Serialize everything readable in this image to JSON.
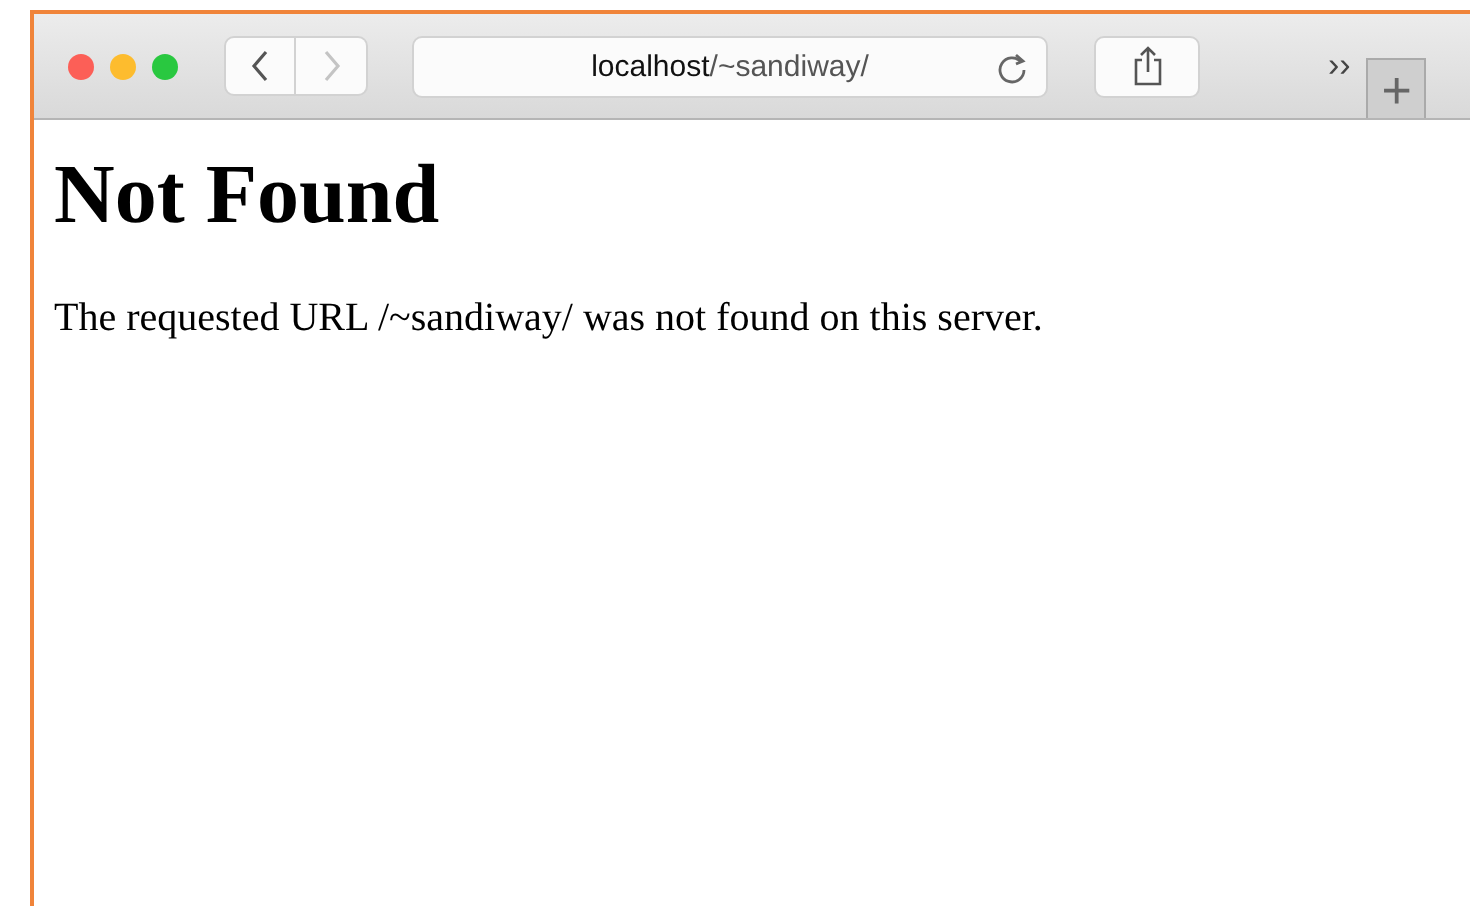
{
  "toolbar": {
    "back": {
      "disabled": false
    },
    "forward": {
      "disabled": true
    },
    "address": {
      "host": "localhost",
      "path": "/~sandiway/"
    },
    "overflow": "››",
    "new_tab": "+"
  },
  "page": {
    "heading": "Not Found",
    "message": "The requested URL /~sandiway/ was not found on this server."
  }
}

++++++++++++++++++++

What you are asked to do :: Quote each entry above verbatim and drop the pictures.

Answer below ::
Serialize everything readable in this image to JSON.
{
  "toolbar": {
    "back": {
      "disabled": false
    },
    "forward": {
      "disabled": true
    },
    "address": {
      "host": "localhost",
      "path": "/~sandiway/"
    },
    "overflow": "››",
    "new_tab": "+"
  },
  "page": {
    "heading": "Not Found",
    "message": "The requested URL /~sandiway/ was not found on this server."
  }
}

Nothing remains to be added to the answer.